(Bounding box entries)
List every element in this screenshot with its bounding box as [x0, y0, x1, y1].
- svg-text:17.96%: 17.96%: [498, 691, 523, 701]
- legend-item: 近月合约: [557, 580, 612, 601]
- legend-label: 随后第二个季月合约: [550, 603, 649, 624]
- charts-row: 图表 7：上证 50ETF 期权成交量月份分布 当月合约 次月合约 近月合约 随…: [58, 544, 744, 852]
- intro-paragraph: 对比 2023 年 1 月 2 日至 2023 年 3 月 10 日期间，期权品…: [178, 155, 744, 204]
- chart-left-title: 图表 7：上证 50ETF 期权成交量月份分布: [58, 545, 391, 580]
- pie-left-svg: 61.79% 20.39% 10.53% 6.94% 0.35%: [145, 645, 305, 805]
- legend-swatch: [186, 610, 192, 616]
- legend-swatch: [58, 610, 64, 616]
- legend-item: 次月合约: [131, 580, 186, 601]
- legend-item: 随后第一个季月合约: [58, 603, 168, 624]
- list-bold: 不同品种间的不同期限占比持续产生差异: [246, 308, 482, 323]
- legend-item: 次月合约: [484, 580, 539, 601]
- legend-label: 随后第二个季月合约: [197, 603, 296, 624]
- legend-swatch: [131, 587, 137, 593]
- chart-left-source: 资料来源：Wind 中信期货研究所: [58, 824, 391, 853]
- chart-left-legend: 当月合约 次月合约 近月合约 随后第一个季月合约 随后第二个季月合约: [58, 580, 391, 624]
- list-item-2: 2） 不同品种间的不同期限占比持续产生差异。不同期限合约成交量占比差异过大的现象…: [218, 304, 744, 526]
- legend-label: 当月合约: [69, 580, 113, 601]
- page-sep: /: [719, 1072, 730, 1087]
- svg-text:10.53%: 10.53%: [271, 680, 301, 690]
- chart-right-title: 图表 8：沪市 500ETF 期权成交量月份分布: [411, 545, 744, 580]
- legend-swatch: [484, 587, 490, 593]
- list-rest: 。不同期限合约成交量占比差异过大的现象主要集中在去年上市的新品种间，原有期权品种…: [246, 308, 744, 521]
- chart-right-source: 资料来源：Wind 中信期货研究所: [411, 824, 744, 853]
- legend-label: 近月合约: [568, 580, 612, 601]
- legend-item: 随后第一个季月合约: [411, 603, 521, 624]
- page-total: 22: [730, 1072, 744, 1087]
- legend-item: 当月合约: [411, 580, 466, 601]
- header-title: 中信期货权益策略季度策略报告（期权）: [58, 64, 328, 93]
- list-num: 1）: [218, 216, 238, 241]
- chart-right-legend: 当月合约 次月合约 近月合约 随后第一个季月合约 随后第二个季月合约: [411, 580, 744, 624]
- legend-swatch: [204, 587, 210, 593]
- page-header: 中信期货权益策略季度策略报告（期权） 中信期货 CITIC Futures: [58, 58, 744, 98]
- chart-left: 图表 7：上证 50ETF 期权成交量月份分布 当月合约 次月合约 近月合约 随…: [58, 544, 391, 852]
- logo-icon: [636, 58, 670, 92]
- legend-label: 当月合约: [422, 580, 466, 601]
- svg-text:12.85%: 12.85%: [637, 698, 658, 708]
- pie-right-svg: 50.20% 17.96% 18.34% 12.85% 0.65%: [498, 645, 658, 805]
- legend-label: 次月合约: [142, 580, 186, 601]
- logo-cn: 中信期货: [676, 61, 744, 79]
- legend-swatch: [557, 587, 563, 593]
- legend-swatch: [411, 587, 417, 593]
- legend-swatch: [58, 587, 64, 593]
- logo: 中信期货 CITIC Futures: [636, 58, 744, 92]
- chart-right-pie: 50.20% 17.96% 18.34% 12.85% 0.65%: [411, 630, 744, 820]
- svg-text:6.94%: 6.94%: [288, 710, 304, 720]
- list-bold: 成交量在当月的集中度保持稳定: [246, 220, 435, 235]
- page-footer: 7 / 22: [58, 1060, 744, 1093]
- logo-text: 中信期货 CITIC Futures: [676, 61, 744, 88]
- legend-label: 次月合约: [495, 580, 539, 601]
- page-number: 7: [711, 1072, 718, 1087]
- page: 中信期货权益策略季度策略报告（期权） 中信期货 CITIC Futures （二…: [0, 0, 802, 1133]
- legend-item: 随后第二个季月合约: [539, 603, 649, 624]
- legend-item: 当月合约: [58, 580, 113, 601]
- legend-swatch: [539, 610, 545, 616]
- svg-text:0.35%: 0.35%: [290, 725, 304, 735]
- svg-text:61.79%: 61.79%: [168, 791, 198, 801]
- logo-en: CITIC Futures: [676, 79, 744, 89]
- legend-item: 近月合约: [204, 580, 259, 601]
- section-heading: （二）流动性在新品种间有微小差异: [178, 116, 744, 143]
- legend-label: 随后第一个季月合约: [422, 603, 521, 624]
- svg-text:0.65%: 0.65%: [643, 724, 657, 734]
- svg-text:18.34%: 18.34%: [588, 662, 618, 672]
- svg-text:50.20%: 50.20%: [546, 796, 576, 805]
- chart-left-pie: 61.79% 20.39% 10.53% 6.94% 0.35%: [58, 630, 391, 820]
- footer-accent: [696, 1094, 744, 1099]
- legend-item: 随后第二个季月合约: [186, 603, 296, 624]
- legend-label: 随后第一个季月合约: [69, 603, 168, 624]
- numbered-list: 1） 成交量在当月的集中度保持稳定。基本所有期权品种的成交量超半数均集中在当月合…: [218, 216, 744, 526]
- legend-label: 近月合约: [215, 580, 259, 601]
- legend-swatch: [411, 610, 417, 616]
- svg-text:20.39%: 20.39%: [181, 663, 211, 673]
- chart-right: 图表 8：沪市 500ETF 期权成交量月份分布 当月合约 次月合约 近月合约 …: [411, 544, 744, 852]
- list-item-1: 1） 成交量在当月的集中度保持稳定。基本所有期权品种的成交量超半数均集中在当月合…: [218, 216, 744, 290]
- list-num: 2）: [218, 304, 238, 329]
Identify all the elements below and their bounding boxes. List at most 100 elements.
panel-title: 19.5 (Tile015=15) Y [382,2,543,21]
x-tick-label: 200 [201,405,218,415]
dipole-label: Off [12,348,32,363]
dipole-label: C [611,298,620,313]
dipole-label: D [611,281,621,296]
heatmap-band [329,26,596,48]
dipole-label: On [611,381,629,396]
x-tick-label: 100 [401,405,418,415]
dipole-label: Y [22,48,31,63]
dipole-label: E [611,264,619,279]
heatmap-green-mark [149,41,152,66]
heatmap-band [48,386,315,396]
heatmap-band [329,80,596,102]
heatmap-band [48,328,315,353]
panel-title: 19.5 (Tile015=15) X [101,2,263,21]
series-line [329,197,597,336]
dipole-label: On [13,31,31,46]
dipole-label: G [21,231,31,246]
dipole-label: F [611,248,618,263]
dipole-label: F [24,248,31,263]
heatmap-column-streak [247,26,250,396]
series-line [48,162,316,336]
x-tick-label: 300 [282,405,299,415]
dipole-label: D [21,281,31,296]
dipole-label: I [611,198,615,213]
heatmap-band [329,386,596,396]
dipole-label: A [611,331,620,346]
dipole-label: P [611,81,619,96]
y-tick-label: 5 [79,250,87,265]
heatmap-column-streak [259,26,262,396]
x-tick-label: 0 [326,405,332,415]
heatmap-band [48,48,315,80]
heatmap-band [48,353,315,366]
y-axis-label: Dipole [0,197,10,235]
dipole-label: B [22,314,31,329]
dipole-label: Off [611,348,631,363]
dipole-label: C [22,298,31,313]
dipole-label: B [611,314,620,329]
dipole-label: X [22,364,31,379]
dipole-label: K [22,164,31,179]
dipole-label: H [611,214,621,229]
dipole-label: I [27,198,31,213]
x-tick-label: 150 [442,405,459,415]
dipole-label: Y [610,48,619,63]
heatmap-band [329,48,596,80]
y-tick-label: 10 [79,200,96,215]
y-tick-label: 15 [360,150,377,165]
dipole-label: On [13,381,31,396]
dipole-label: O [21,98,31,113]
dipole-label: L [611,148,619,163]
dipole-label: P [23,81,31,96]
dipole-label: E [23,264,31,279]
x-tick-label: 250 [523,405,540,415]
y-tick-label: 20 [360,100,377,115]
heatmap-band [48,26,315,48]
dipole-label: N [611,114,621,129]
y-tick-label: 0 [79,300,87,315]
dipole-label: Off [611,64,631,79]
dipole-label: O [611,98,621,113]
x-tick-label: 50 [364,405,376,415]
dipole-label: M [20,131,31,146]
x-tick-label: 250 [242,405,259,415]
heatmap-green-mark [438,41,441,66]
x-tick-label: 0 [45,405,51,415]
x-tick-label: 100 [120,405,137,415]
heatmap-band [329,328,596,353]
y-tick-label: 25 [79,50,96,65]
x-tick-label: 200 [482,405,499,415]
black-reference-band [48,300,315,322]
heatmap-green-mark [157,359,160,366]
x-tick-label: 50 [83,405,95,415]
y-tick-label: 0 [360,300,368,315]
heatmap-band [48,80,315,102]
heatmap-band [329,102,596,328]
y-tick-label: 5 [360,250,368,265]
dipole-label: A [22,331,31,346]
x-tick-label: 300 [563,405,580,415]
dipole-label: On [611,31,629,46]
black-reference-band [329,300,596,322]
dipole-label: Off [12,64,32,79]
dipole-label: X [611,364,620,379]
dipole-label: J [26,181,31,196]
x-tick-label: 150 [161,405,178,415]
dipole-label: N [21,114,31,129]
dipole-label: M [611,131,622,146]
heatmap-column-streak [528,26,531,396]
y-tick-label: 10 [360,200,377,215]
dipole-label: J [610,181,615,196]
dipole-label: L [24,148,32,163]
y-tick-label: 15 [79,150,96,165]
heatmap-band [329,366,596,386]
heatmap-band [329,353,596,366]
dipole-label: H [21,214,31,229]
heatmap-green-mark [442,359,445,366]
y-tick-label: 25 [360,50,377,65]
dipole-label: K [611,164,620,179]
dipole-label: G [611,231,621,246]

TO DO> Lay out the Bounding box entries as a Markdown table with the columns No. and Entry line, starting from the first line and ending with the line that contains "- legend-label: 随后第二个季月合约: [197, 603, 296, 624]". Number each row, and leave out any blank lines.

EXERCISE SOLUTION>
| No. | Entry line |
|---|---|
| 1 | List every element in this screenshot with its bounding box as [x0, y0, x1, y1]. |
| 2 | - svg-text:17.96%: 17.96%: [498, 691, 523, 701] |
| 3 | - legend-item: 近月合约: [557, 580, 612, 601] |
| 4 | - legend-label: 随后第二个季月合约: [550, 603, 649, 624] |
| 5 | - charts-row: 图表 7：上证 50ETF 期权成交量月份分布 当月合约 次月合约 近月合约 随…: [58, 544, 744, 852] |
| 6 | - intro-paragraph: 对比 2023 年 1 月 2 日至 2023 年 3 月 10 日期间，期权品…: [178, 155, 744, 204] |
| 7 | - chart-left-title: 图表 7：上证 50ETF 期权成交量月份分布: [58, 545, 391, 580] |
| 8 | - pie-left-svg: 61.79% 20.39% 10.53% 6.94% 0.35%: [145, 645, 305, 805] |
| 9 | - legend-swatch: [186, 610, 192, 616] |
| 10 | - legend-swatch: [58, 610, 64, 616] |
| 11 | - legend-item: 次月合约: [131, 580, 186, 601] |
| 12 | - legend-item: 随后第一个季月合约: [58, 603, 168, 624] |
| 13 | - list-bold: 不同品种间的不同期限占比持续产生差异: [246, 308, 482, 323] |
| 14 | - legend-item: 次月合约: [484, 580, 539, 601] |
| 15 | - legend-label: 随后第二个季月合约: [197, 603, 296, 624] |